PROBLEM - Copy the data below word for word, but leave the pictures out of your copy.

SOURCE MATERIAL -
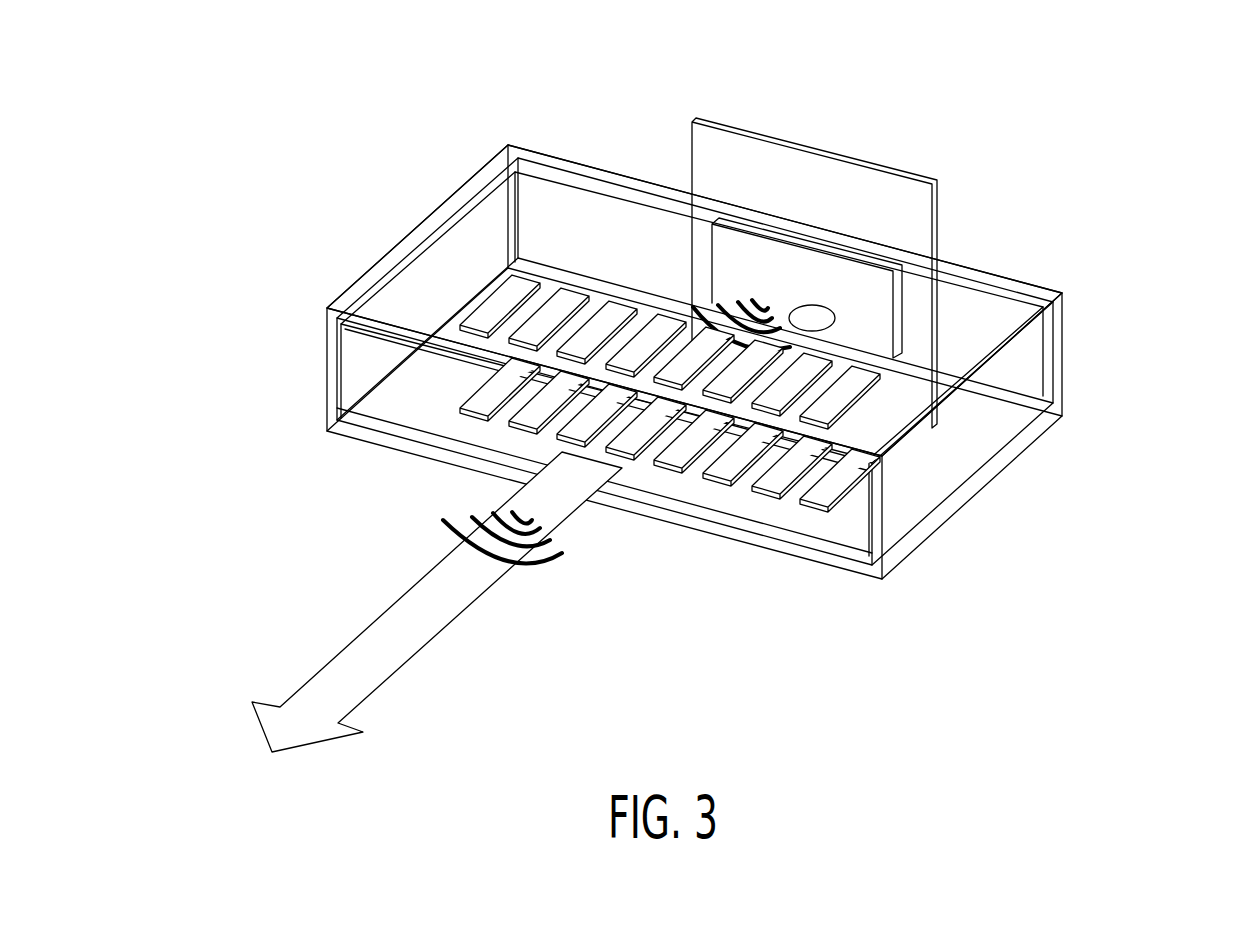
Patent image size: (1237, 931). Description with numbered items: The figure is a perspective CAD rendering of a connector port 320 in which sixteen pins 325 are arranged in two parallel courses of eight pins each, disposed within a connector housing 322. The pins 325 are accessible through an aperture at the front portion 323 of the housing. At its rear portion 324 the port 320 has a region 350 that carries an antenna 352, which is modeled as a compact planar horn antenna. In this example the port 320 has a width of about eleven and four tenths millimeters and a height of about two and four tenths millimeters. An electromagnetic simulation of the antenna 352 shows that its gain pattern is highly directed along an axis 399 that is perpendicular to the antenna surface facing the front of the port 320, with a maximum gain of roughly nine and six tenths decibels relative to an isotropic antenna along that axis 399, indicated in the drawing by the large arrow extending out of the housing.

The port 320 is at (326, 84).
The connector housing 322 is at (1018, 340).
The front portion 323 is at (311, 302).
The rear portion 324 is at (495, 143).
The pins 325 is at (480, 338).
The region 350 is at (837, 205).
The antenna 352 is at (829, 295).
The axis 399 is at (392, 632).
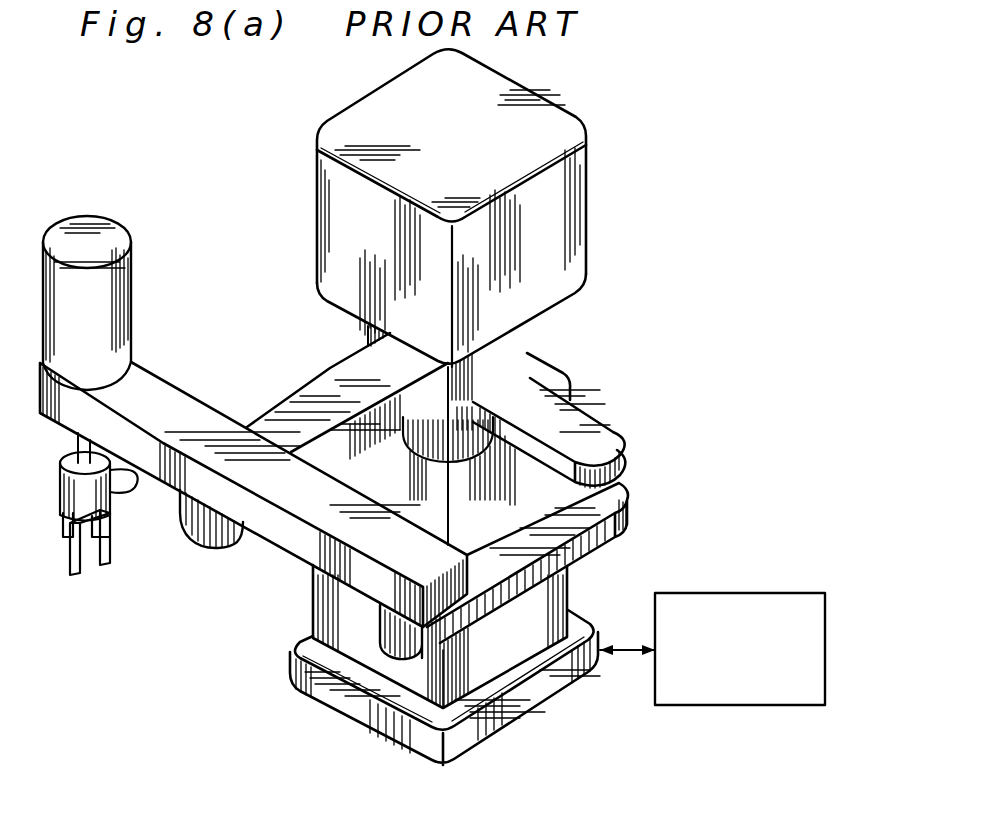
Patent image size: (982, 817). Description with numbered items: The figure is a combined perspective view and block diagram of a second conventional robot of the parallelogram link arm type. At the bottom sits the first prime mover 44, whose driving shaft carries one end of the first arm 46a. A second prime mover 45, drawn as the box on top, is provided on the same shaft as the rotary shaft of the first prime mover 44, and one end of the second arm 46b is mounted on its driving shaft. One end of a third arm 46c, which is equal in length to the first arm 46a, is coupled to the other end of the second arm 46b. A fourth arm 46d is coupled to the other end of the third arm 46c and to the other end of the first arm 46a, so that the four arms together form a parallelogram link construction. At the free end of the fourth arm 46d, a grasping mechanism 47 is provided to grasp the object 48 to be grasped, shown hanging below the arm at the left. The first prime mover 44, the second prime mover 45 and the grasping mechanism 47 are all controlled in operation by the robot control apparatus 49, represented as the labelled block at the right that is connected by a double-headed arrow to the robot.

The first prime mover 44 is at (337, 600).
The second prime mover 45 is at (548, 213).
The first arm 46a is at (312, 397).
The second arm 46b is at (558, 413).
The third arm 46c is at (627, 507).
The fourth arm 46d is at (273, 522).
The grasping mechanism 47 is at (95, 497).
The object to be grasped 48 is at (93, 555).
The robot control apparatus 49 is at (762, 592).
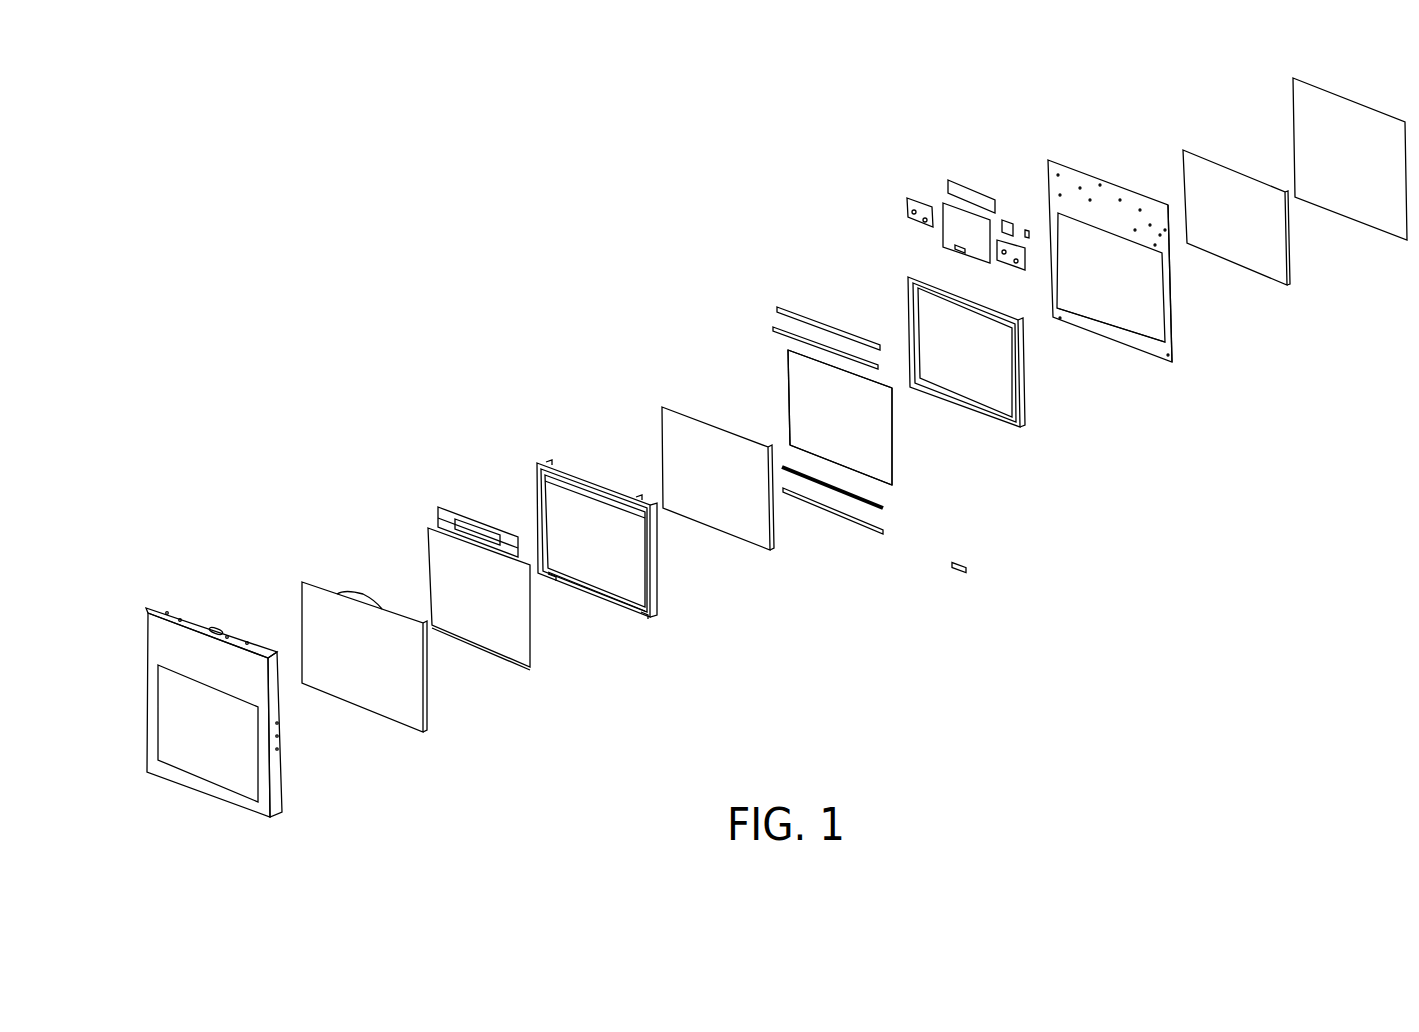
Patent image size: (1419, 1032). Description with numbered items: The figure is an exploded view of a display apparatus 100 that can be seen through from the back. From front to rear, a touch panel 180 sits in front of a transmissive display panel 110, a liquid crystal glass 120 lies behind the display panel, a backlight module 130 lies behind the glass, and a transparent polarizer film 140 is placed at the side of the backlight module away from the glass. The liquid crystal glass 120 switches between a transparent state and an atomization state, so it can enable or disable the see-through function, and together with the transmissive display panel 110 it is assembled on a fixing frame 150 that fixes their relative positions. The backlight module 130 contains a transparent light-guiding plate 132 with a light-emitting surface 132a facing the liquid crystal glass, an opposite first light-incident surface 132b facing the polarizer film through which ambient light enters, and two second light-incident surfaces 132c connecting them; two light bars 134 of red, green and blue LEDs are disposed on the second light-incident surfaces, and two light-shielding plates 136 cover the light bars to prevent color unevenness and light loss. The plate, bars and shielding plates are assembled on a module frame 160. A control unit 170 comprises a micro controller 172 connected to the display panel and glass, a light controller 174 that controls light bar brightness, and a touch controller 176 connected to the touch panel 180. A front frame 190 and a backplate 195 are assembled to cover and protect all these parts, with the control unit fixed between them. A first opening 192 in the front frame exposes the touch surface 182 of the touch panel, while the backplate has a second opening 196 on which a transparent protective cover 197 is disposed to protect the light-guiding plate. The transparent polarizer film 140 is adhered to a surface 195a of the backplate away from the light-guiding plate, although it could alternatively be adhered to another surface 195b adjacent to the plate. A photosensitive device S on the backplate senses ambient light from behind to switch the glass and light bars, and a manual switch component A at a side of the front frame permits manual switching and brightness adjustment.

The display apparatus 100 is at (1170, 650).
The transmissive display panel 110 is at (522, 628).
The liquid crystal glass 120 is at (760, 523).
The backlight module 130 is at (860, 417).
The transparent light-guiding plate 132 is at (837, 398).
The light-emitting surface 132a is at (786, 360).
The first light-incident surface 132b is at (893, 412).
The second light-incident surface 132c is at (817, 342).
The light bar 134 is at (813, 352).
The light-shielding plate 136 is at (853, 332).
The transparent polarizer film 140 is at (1390, 217).
The fixing frame 150 is at (658, 578).
The module frame 160 is at (1027, 400).
The control unit 170 is at (931, 318).
The micro controller 172 is at (950, 230).
The light controller 174 is at (908, 198).
The touch controller 176 is at (971, 161).
The touch panel 180 is at (385, 682).
The touch surface 182 is at (393, 695).
The front frame 190 is at (240, 718).
The first opening 192 is at (258, 747).
The backplate 195 is at (1150, 287).
The surface of the backplate away from the transparent light-guiding plate 195a is at (1175, 303).
The surface of the backplate adjacent to the transparent light-guiding plate 195b is at (1125, 338).
The second opening 196 is at (1062, 270).
The protective cover 197 is at (1275, 262).
The manual switch component A is at (215, 633).
The photosensitive device S is at (1028, 230).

IN RESPONSE -
Patent image size: (1237, 931). Description with numbered items: The figure is a perspective CAD rendering of a connector port 320 in which sixteen pins 325 are arranged in two parallel courses of eight pins each, disposed within a connector housing 322. The pins 325 are accessible through an aperture at the front portion 323 of the housing. At its rear portion 324 the port 320 has a region 350 that carries an antenna 352, which is modeled as a compact planar horn antenna. In this example the port 320 has a width of about eleven and four tenths millimeters and a height of about two and four tenths millimeters. An electromagnetic simulation of the antenna 352 shows that its gain pattern is highly directed along an axis 399 that is perpendicular to the antenna surface facing the front of the port 320, with a maximum gain of roughly nine and six tenths decibels relative to an isotropic antenna along that axis 399, indicated in the drawing by the large arrow extending out of the housing.

The port 320 is at (326, 84).
The connector housing 322 is at (1018, 340).
The front portion 323 is at (311, 302).
The rear portion 324 is at (495, 143).
The pins 325 is at (480, 338).
The region 350 is at (837, 205).
The antenna 352 is at (829, 295).
The axis 399 is at (392, 632).
Patent image size: (982, 817). Description with numbered items: The figure is a combined perspective view and block diagram of a second conventional robot of the parallelogram link arm type. At the bottom sits the first prime mover 44, whose driving shaft carries one end of the first arm 46a. A second prime mover 45, drawn as the box on top, is provided on the same shaft as the rotary shaft of the first prime mover 44, and one end of the second arm 46b is mounted on its driving shaft. One end of a third arm 46c, which is equal in length to the first arm 46a, is coupled to the other end of the second arm 46b. A fourth arm 46d is coupled to the other end of the third arm 46c and to the other end of the first arm 46a, so that the four arms together form a parallelogram link construction. At the free end of the fourth arm 46d, a grasping mechanism 47 is provided to grasp the object 48 to be grasped, shown hanging below the arm at the left. The first prime mover 44, the second prime mover 45 and the grasping mechanism 47 are all controlled in operation by the robot control apparatus 49, represented as the labelled block at the right that is connected by a double-headed arrow to the robot.

The first prime mover 44 is at (337, 600).
The second prime mover 45 is at (548, 213).
The first arm 46a is at (312, 397).
The second arm 46b is at (558, 413).
The third arm 46c is at (627, 507).
The fourth arm 46d is at (273, 522).
The grasping mechanism 47 is at (95, 497).
The object to be grasped 48 is at (93, 555).
The robot control apparatus 49 is at (762, 592).
Patent image size: (1419, 1032). Description with numbered items: The figure is an exploded view of a display apparatus 100 that can be seen through from the back. From front to rear, a touch panel 180 sits in front of a transmissive display panel 110, a liquid crystal glass 120 lies behind the display panel, a backlight module 130 lies behind the glass, and a transparent polarizer film 140 is placed at the side of the backlight module away from the glass. The liquid crystal glass 120 switches between a transparent state and an atomization state, so it can enable or disable the see-through function, and together with the transmissive display panel 110 it is assembled on a fixing frame 150 that fixes their relative positions. The backlight module 130 contains a transparent light-guiding plate 132 with a light-emitting surface 132a facing the liquid crystal glass, an opposite first light-incident surface 132b facing the polarizer film through which ambient light enters, and two second light-incident surfaces 132c connecting them; two light bars 134 of red, green and blue LEDs are disposed on the second light-incident surfaces, and two light-shielding plates 136 cover the light bars to prevent color unevenness and light loss. The plate, bars and shielding plates are assembled on a module frame 160. A control unit 170 comprises a micro controller 172 connected to the display panel and glass, a light controller 174 that controls light bar brightness, and a touch controller 176 connected to the touch panel 180. A front frame 190 and a backplate 195 are assembled to cover and protect all these parts, with the control unit fixed between them. A first opening 192 in the front frame exposes the touch surface 182 of the touch panel, while the backplate has a second opening 196 on which a transparent protective cover 197 is disposed to protect the light-guiding plate. The transparent polarizer film 140 is adhered to a surface 195a of the backplate away from the light-guiding plate, although it could alternatively be adhered to another surface 195b adjacent to the plate. A photosensitive device S on the backplate senses ambient light from behind to switch the glass and light bars, and a manual switch component A at a side of the front frame permits manual switching and brightness adjustment.

The display apparatus 100 is at (1170, 650).
The transmissive display panel 110 is at (522, 628).
The liquid crystal glass 120 is at (760, 523).
The backlight module 130 is at (860, 417).
The transparent light-guiding plate 132 is at (837, 398).
The light-emitting surface 132a is at (786, 360).
The first light-incident surface 132b is at (893, 412).
The second light-incident surface 132c is at (817, 342).
The light bar 134 is at (813, 352).
The light-shielding plate 136 is at (853, 332).
The transparent polarizer film 140 is at (1390, 217).
The fixing frame 150 is at (658, 578).
The module frame 160 is at (1027, 400).
The control unit 170 is at (931, 318).
The micro controller 172 is at (950, 230).
The light controller 174 is at (908, 198).
The touch controller 176 is at (971, 161).
The touch panel 180 is at (385, 682).
The touch surface 182 is at (393, 695).
The front frame 190 is at (240, 718).
The first opening 192 is at (258, 747).
The backplate 195 is at (1150, 287).
The surface of the backplate away from the transparent light-guiding plate 195a is at (1175, 303).
The surface of the backplate adjacent to the transparent light-guiding plate 195b is at (1125, 338).
The second opening 196 is at (1062, 270).
The protective cover 197 is at (1275, 262).
The manual switch component A is at (215, 633).
The photosensitive device S is at (1028, 230).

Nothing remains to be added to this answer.